> **What this task involves**
Extract each line bearing the word "Metals".

Records:
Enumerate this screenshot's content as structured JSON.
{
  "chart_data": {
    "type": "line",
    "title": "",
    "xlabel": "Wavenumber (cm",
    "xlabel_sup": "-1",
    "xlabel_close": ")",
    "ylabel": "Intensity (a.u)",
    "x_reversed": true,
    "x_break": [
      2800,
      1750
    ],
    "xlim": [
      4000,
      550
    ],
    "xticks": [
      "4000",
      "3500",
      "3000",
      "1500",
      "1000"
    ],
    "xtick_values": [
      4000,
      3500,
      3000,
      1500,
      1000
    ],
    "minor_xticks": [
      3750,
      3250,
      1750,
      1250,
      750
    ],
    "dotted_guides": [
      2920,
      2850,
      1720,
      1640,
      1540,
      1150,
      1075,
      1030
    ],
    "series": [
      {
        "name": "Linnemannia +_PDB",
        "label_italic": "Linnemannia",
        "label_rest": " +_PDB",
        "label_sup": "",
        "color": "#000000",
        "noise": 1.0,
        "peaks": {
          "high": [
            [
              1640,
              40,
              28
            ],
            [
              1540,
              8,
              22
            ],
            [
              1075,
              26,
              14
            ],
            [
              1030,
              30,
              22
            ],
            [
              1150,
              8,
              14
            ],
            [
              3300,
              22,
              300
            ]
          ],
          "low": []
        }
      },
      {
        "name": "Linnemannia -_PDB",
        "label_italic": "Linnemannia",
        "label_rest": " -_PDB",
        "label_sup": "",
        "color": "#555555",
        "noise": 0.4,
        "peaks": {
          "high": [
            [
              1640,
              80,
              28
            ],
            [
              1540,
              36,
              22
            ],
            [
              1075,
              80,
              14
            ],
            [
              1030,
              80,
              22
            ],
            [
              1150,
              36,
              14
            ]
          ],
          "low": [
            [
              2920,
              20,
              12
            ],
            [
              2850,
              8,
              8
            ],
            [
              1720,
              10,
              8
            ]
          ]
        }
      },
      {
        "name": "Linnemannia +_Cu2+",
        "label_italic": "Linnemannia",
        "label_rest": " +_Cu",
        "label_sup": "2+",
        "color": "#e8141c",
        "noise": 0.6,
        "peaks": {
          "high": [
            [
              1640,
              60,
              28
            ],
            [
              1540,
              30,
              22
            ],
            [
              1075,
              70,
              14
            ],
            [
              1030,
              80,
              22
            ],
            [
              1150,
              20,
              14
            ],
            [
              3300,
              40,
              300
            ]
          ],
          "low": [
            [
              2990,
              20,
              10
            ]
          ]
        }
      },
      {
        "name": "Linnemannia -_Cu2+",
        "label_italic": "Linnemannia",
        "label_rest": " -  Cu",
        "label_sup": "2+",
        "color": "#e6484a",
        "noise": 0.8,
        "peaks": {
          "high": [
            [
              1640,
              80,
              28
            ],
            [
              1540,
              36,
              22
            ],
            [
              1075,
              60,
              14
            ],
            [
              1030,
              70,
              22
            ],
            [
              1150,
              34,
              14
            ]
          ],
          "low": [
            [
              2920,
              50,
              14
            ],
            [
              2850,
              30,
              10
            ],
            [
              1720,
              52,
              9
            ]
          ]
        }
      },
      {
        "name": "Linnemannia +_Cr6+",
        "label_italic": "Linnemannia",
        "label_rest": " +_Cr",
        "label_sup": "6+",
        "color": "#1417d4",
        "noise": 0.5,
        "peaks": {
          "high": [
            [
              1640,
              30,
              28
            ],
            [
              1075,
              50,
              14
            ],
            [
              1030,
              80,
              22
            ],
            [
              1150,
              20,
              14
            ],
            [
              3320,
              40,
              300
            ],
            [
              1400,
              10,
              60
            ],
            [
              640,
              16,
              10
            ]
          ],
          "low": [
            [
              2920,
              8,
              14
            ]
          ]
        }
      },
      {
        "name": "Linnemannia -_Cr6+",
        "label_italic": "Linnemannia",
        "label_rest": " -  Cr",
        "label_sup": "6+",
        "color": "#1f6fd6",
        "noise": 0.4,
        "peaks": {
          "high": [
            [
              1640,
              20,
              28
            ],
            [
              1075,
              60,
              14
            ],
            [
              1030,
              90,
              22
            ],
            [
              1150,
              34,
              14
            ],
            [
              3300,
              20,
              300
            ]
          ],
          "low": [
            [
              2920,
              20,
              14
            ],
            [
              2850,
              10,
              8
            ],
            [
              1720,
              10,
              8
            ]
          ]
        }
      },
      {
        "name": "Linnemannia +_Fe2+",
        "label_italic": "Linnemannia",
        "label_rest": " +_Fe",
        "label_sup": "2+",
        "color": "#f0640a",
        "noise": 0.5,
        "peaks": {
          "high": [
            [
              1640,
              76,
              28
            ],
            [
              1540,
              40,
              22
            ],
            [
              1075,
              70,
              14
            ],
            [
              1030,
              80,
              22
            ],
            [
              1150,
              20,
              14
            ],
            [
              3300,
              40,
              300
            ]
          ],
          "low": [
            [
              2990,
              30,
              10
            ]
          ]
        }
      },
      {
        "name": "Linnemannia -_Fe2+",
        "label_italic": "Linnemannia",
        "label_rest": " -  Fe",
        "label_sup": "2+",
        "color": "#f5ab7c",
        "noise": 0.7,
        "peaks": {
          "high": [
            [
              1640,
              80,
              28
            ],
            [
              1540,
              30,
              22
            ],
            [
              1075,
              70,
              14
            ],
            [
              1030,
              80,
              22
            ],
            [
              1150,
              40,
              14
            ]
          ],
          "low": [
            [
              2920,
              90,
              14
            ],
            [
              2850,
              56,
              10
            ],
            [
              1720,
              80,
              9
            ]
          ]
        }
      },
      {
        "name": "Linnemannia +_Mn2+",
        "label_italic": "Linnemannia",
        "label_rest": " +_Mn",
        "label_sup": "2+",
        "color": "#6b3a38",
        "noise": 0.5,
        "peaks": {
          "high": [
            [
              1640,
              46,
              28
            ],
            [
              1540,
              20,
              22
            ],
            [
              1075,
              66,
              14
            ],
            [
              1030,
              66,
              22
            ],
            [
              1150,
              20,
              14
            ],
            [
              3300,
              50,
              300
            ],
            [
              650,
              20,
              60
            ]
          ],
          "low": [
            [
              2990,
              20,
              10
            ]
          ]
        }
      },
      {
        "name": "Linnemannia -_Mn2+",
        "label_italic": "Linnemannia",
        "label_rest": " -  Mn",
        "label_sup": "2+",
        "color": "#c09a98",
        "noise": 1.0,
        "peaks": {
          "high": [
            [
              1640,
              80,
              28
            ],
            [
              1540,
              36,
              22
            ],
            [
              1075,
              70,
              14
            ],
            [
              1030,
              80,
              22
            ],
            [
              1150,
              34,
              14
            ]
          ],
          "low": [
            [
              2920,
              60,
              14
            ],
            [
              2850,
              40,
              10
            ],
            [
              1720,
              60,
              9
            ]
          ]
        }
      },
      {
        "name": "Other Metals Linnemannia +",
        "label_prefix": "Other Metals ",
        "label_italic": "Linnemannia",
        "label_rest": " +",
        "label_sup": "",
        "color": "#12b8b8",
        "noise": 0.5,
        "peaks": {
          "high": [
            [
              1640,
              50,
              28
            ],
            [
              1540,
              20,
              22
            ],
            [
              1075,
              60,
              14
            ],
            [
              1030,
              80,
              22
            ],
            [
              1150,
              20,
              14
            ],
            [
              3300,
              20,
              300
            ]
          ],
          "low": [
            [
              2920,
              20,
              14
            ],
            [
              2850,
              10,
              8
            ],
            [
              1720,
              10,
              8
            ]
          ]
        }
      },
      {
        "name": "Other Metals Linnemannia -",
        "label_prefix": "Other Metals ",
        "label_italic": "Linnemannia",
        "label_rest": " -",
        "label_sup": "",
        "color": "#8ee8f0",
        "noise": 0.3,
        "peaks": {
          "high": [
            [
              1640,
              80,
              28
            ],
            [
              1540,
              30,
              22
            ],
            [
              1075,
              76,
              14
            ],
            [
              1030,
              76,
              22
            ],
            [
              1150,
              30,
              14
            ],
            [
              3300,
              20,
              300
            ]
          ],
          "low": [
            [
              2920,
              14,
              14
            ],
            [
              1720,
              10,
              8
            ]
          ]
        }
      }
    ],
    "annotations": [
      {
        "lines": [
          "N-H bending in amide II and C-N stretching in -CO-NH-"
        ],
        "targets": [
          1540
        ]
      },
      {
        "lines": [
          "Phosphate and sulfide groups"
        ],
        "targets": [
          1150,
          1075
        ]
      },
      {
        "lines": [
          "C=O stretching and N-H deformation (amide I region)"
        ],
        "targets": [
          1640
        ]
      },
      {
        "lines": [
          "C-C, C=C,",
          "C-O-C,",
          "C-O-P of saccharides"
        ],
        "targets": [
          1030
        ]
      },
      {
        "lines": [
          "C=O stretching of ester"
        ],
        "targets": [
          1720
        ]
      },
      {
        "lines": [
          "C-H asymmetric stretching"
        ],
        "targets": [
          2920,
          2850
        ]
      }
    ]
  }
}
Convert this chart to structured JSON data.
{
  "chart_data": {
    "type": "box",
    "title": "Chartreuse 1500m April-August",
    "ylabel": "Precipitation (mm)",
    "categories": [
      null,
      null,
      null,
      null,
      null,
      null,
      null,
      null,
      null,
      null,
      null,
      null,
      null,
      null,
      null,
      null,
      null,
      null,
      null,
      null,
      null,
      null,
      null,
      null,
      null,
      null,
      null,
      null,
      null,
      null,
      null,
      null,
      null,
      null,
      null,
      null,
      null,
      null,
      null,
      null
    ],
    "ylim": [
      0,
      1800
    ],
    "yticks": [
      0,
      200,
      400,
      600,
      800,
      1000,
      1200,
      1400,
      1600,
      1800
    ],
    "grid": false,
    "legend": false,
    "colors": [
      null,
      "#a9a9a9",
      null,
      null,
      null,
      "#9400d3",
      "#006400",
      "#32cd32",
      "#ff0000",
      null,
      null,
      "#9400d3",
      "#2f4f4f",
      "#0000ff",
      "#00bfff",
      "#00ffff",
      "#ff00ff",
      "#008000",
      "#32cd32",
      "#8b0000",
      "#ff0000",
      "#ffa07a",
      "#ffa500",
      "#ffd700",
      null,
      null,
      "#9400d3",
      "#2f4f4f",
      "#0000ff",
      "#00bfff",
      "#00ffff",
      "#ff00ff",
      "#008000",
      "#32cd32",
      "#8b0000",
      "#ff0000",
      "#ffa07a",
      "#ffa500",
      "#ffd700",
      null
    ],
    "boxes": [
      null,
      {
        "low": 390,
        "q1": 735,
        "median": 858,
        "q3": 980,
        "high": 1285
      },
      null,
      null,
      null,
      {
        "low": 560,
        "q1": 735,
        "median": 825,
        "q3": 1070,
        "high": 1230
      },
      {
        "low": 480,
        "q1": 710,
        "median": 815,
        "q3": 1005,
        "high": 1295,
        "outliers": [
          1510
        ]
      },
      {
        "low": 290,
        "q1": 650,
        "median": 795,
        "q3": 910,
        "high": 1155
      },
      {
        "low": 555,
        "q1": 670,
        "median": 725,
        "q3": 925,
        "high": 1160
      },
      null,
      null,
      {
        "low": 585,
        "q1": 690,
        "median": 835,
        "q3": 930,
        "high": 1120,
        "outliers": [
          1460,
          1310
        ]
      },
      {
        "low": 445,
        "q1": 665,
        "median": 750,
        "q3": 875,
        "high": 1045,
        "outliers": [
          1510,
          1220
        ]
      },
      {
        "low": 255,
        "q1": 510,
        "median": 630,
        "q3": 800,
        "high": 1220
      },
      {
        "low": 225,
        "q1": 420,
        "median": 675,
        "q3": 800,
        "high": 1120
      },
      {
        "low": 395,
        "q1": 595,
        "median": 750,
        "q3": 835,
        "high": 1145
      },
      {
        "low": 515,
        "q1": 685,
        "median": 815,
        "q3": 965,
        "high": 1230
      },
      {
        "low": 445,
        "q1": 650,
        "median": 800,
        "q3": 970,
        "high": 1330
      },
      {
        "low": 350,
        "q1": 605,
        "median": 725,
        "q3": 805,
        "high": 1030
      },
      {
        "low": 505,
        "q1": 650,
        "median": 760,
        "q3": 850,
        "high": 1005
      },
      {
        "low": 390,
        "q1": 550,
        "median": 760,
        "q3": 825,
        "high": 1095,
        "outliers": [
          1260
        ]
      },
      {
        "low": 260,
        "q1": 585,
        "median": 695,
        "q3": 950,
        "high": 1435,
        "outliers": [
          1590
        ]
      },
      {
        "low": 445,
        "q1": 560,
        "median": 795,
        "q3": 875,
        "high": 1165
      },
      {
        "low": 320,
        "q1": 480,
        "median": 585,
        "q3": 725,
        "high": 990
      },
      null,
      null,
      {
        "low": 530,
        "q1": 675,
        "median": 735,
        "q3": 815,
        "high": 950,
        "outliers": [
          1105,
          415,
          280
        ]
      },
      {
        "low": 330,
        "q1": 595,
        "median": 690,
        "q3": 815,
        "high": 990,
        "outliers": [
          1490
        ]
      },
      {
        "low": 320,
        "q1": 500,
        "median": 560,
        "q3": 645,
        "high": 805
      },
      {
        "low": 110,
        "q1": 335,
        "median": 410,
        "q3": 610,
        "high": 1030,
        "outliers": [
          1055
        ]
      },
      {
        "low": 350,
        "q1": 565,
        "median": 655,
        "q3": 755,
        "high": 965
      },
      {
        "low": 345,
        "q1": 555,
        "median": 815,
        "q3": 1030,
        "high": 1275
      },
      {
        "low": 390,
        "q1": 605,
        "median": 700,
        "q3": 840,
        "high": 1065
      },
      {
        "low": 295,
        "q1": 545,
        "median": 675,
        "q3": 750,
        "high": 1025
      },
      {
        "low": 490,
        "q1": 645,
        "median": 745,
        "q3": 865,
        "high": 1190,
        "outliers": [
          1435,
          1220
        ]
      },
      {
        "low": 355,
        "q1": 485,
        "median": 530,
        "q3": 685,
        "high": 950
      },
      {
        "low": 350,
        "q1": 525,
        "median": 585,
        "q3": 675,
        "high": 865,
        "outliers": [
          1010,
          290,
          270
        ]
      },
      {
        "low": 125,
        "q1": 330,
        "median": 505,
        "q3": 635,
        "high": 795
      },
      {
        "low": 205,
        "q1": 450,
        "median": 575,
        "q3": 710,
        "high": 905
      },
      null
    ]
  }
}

> **Correct result**
        "name": "Other Metals Linnemannia +",
        "label_prefix": "Other Metals ",
        "name": "Other Metals Linnemannia -",
        "label_prefix": "Other Metals ",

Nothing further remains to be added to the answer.